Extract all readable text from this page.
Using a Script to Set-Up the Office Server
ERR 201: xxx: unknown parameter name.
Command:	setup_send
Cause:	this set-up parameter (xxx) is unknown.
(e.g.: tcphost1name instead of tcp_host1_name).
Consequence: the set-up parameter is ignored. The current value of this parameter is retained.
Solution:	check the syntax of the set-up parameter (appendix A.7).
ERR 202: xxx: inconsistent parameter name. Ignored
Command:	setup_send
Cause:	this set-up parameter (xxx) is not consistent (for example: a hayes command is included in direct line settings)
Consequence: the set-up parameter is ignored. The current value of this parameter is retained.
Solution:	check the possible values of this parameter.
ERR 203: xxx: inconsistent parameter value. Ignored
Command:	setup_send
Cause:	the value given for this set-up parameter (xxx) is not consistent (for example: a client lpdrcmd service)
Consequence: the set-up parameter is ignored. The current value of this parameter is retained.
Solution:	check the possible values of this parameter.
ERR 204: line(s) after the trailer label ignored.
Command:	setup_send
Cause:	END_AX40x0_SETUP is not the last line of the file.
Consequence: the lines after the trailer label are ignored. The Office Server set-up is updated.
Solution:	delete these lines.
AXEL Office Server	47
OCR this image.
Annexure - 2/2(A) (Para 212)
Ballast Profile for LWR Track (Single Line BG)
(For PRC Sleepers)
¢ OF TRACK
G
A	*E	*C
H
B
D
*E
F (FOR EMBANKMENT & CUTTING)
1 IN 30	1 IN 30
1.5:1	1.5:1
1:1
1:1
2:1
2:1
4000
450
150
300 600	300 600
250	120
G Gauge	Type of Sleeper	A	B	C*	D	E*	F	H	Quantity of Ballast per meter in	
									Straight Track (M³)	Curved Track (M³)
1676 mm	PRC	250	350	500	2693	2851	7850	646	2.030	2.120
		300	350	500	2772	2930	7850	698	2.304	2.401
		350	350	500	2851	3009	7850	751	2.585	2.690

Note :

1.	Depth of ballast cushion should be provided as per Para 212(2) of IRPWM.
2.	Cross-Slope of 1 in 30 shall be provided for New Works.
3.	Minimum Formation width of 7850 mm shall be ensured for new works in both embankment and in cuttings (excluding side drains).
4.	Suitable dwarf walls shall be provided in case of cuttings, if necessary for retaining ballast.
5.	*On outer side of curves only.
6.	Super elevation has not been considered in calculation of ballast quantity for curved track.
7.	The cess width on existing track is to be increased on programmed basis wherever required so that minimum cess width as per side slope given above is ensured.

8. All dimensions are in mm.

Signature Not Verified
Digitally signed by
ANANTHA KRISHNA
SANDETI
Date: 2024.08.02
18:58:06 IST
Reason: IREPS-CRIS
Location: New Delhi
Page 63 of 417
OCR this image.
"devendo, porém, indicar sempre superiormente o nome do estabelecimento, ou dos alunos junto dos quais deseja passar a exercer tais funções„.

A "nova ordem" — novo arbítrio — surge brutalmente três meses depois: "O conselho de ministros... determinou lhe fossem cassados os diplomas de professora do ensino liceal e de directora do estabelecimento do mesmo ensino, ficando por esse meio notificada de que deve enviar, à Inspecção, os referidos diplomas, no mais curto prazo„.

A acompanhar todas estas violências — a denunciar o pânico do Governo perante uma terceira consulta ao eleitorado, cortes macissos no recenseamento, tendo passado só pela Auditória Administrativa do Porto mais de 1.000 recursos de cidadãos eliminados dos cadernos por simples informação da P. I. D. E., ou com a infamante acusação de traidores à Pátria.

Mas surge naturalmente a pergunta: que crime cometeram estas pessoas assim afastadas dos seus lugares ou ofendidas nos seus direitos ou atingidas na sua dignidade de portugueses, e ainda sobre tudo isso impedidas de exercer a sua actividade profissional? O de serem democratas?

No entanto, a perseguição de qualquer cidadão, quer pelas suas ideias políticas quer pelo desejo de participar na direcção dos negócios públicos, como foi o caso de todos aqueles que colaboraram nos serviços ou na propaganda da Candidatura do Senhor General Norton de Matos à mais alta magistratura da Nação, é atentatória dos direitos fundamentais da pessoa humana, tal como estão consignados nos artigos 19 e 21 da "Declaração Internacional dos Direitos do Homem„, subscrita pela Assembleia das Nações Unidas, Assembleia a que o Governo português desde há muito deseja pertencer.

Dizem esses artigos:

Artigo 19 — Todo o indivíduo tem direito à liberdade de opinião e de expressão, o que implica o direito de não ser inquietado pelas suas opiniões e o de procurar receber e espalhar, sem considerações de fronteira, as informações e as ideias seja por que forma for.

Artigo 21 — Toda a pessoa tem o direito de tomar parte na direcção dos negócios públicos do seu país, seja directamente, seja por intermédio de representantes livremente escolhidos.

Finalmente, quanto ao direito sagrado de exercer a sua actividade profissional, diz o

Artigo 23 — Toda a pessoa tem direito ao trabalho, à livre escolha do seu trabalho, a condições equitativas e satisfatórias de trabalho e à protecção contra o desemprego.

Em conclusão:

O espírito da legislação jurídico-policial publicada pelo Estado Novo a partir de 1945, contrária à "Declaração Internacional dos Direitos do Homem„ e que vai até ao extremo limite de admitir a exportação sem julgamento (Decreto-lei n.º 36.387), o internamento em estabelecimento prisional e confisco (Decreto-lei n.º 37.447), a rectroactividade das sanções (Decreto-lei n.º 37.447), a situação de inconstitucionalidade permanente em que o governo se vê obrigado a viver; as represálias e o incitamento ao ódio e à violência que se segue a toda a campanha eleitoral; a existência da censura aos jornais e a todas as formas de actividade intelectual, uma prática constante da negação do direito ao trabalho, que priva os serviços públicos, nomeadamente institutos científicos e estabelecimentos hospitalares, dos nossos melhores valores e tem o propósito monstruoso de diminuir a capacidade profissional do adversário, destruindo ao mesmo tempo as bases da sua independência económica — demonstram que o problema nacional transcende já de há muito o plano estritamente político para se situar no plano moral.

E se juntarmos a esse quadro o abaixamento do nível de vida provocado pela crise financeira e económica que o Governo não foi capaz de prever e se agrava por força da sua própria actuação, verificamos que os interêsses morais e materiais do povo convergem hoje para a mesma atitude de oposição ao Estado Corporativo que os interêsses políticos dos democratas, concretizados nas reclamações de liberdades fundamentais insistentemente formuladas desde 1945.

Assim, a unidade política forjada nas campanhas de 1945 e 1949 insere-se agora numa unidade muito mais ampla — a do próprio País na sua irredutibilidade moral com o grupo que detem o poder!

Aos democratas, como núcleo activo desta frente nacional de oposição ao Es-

────────

:: Work instructions ::
Provide the number of lines containing the string "after", with no other output.

:: The answer ::
2